Find how many lines hold the word "JSON". Give only the number.

**Dataset listings of figures**.
▼▼▼

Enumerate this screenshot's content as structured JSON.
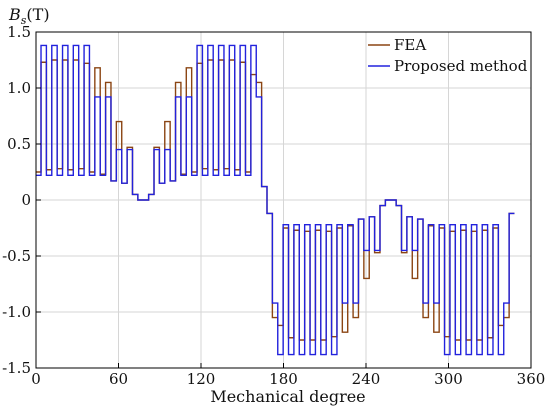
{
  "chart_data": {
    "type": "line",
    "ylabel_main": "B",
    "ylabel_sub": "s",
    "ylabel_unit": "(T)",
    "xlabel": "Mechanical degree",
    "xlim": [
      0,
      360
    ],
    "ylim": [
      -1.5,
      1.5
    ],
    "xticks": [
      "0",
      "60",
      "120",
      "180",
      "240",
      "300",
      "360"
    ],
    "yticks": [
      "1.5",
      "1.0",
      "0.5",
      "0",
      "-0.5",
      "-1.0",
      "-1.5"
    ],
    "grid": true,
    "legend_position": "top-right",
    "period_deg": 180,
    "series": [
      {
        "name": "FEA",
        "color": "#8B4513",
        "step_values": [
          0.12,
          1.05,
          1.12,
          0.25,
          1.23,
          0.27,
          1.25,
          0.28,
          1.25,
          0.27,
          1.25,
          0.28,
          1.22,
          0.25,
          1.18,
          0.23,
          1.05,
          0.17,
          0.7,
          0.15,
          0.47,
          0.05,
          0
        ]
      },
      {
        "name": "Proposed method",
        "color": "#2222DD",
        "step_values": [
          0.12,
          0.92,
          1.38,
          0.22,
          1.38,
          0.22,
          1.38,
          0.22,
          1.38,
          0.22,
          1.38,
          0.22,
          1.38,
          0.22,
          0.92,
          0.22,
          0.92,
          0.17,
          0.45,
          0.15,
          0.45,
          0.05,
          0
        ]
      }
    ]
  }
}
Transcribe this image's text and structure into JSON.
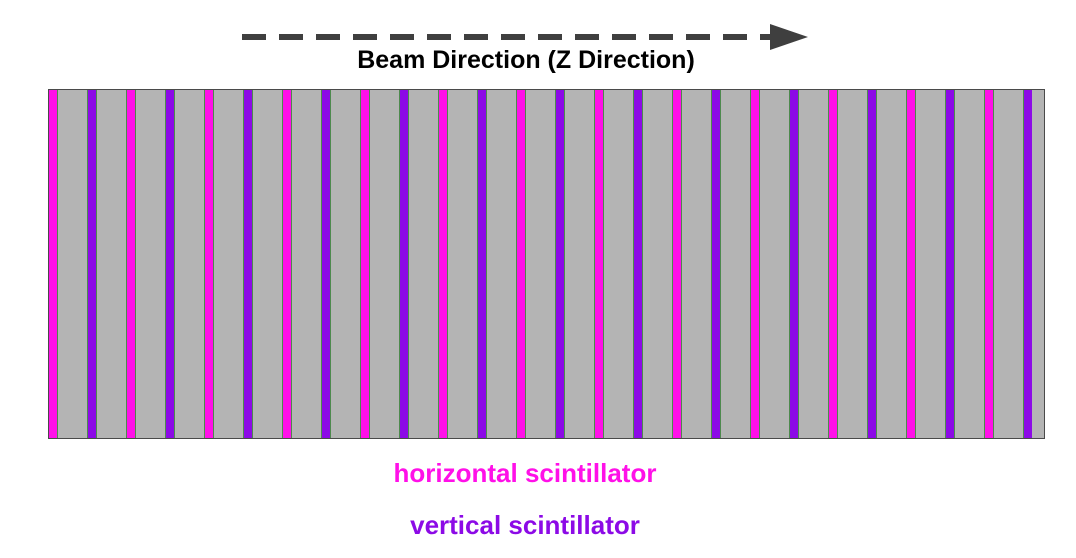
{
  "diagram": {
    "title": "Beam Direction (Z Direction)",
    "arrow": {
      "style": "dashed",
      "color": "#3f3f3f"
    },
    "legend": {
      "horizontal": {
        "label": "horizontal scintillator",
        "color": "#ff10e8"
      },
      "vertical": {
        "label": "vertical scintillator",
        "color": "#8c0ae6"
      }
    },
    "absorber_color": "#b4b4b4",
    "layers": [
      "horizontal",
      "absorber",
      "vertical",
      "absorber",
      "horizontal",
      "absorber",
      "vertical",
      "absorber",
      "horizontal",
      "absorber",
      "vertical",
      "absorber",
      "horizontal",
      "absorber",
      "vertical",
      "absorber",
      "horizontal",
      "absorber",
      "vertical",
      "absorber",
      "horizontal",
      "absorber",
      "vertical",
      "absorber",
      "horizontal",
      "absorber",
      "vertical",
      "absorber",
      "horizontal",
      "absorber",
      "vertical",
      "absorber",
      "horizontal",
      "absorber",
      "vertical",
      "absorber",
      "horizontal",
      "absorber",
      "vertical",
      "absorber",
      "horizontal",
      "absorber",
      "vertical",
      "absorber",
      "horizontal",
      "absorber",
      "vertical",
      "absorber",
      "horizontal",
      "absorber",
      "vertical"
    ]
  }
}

▲▲▲
▼▼▼

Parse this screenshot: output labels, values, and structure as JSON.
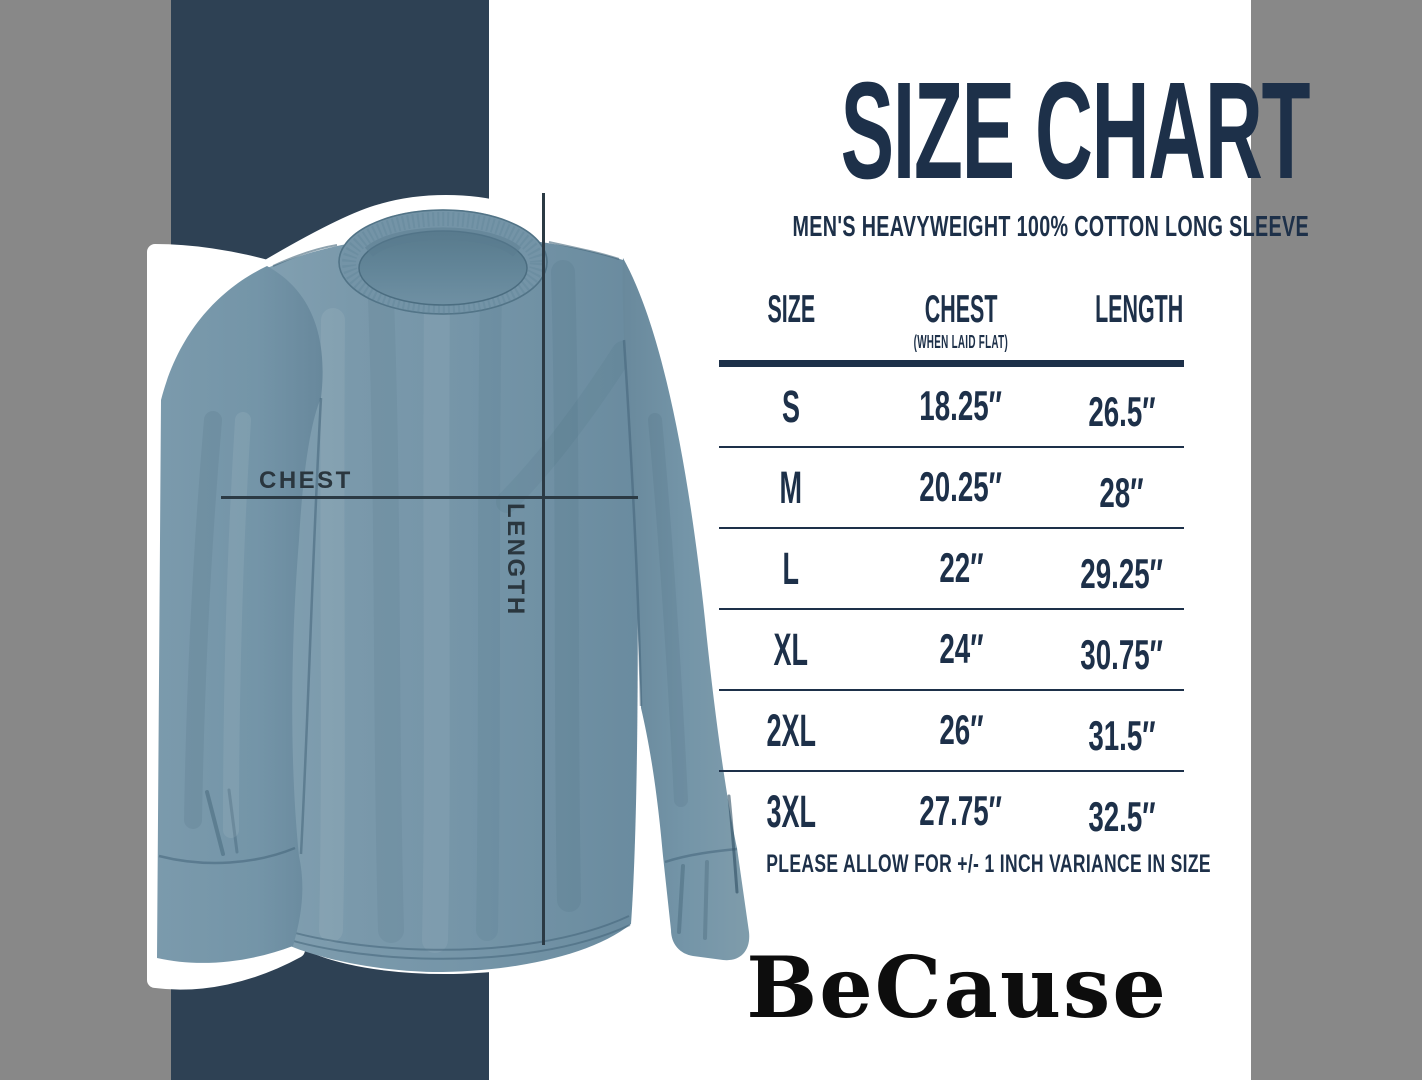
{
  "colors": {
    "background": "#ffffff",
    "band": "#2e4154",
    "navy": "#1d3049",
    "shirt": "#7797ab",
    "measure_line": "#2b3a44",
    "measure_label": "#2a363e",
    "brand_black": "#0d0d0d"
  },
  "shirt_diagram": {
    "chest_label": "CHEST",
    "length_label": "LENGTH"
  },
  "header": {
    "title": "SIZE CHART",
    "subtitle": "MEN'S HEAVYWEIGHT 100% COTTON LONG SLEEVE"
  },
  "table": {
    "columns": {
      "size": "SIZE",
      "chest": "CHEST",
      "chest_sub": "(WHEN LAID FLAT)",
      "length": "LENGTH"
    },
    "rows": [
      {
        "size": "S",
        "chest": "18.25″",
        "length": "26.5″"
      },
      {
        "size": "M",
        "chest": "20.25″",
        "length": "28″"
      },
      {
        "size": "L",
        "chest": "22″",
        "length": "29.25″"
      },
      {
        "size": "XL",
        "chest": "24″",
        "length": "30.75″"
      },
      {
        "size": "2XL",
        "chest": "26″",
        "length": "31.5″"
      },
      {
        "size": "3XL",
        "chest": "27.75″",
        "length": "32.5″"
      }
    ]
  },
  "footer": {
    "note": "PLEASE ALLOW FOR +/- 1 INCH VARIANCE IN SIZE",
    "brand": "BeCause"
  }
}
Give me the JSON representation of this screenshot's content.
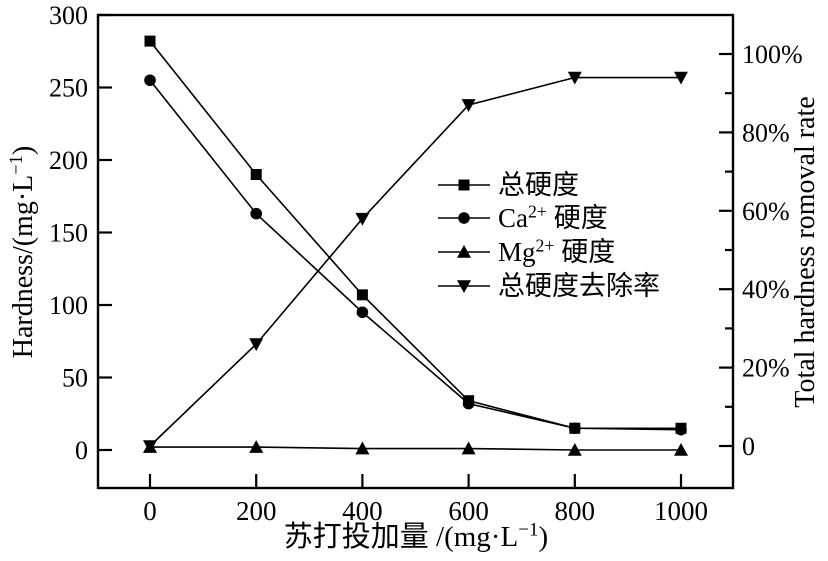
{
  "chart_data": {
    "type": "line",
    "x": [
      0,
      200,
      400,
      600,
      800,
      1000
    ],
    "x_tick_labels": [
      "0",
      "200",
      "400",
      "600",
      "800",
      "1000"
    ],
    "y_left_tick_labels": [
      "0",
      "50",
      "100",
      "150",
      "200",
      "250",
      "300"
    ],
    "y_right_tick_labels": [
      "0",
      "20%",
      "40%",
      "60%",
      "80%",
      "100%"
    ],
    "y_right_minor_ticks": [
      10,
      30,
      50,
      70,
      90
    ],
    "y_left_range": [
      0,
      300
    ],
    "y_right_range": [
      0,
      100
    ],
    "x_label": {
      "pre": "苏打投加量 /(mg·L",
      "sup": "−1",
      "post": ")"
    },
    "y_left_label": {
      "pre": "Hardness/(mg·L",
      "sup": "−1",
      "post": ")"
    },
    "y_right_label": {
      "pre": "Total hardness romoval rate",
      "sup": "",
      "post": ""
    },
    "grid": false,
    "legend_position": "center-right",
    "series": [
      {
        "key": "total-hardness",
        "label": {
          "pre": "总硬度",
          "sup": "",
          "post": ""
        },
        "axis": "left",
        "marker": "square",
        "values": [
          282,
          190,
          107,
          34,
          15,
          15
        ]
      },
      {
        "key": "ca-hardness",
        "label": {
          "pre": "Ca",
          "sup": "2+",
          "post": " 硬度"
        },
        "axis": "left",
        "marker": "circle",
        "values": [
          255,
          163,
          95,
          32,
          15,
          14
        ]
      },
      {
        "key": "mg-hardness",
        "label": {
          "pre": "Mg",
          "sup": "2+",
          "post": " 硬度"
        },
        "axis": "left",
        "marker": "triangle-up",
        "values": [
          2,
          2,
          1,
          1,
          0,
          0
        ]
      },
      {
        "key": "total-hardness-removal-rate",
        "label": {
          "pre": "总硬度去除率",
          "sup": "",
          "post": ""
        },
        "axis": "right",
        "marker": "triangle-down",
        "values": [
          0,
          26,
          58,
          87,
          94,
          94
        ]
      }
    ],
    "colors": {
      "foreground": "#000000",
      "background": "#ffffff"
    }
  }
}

▲▲▲

**EXPECTED ANSWER**. 4